Exercise aim: Every line containing the word "faire" needs to be found and copied.

+++ Dataset records +++

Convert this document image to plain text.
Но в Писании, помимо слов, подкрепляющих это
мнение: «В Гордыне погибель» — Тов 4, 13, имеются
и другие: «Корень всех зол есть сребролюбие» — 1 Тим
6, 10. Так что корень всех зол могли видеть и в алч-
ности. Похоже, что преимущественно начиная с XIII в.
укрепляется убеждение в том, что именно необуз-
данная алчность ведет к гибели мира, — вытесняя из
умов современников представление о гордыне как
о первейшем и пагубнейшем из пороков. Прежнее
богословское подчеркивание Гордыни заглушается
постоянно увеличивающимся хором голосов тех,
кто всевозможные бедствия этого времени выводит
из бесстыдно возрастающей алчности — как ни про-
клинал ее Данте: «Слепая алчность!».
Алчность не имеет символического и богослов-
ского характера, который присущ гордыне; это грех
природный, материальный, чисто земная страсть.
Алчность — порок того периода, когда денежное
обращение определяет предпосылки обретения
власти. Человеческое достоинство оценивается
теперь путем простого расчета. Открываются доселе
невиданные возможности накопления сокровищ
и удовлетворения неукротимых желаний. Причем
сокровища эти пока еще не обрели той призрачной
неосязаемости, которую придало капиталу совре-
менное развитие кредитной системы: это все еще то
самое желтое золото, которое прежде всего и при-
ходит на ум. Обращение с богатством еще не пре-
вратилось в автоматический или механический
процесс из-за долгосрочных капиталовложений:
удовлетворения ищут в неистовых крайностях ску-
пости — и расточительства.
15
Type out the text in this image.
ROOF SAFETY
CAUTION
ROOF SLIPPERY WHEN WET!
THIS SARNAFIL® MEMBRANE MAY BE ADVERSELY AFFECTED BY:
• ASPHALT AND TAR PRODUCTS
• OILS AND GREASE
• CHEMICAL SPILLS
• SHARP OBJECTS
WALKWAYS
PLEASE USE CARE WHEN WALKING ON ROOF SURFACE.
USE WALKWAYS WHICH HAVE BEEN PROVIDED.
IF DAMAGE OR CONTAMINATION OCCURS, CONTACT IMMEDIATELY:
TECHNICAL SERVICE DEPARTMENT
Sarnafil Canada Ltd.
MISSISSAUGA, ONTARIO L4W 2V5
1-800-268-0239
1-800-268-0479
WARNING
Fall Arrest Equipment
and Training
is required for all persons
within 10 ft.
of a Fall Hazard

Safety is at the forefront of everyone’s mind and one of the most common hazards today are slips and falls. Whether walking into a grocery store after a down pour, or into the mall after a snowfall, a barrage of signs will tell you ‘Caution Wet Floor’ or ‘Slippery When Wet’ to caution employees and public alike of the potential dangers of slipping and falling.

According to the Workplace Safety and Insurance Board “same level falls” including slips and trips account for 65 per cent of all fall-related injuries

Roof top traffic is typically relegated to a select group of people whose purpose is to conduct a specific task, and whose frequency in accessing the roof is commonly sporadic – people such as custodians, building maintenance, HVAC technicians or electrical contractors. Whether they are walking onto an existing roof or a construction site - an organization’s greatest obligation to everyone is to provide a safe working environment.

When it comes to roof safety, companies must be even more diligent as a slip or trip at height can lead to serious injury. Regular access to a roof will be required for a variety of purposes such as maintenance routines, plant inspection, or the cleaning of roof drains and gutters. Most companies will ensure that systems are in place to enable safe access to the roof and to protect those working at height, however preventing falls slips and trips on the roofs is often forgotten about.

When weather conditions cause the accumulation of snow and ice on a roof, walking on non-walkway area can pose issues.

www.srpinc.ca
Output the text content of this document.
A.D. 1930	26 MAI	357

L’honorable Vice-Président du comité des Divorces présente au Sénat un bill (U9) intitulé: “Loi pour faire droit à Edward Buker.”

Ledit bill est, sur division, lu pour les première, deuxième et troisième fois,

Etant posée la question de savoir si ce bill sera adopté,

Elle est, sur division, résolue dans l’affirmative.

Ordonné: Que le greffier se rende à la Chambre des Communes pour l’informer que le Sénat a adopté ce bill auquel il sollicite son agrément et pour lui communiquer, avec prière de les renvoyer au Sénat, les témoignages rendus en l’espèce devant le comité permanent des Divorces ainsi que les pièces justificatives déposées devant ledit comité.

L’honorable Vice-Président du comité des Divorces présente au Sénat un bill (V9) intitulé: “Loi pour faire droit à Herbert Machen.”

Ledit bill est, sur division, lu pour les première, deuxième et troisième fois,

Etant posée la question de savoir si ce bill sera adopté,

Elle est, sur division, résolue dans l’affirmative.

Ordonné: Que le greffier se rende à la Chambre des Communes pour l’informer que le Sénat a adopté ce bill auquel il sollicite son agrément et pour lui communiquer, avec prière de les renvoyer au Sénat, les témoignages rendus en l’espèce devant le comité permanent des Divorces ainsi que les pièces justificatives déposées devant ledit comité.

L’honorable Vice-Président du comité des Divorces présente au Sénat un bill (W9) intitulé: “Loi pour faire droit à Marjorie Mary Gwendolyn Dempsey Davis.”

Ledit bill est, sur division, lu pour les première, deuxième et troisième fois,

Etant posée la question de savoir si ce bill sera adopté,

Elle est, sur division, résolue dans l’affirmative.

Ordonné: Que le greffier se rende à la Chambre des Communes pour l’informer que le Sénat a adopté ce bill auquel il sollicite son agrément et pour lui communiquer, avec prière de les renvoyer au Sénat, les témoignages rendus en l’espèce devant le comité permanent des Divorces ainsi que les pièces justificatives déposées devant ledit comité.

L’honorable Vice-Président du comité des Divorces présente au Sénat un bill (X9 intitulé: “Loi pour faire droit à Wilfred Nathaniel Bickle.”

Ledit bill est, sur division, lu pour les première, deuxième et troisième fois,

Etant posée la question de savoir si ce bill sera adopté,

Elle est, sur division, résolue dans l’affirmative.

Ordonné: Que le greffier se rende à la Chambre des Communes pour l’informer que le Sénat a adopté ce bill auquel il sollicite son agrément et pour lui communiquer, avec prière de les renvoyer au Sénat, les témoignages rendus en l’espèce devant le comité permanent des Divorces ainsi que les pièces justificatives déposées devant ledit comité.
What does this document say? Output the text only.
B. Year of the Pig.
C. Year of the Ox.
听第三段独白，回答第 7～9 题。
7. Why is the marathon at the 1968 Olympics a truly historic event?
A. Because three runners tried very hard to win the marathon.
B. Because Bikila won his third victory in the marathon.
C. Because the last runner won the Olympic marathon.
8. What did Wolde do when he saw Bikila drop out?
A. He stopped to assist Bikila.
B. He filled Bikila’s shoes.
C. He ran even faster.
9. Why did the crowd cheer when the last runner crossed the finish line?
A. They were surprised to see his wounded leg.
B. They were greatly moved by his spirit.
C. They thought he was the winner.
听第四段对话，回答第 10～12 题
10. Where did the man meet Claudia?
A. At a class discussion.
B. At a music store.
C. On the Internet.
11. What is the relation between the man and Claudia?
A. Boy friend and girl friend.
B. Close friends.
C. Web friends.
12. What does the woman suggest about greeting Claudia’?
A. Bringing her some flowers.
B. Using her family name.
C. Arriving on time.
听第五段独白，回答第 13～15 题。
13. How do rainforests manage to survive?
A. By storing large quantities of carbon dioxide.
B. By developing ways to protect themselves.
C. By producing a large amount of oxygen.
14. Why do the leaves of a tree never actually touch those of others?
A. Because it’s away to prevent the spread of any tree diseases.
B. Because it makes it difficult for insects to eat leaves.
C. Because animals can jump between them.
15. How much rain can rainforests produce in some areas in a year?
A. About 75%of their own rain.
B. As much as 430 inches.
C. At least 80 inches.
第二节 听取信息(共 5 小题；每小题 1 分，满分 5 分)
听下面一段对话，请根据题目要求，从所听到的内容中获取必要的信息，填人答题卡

+++

Complete answer:
L’honorable Vice-Président du comité des Divorces présente au Sénat un bill (U9) intitulé: “Loi pour faire droit à Edward Buker.”
L’honorable Vice-Président du comité des Divorces présente au Sénat un bill (V9) intitulé: “Loi pour faire droit à Herbert Machen.”
L’honorable Vice-Président du comité des Divorces présente au Sénat un bill (W9) intitulé: “Loi pour faire droit à Marjorie Mary Gwendolyn Dempsey Davis.”
L’honorable Vice-Président du comité des Divorces présente au Sénat un bill (X9 intitulé: “Loi pour faire droit à Wilfred Nathaniel Bickle.”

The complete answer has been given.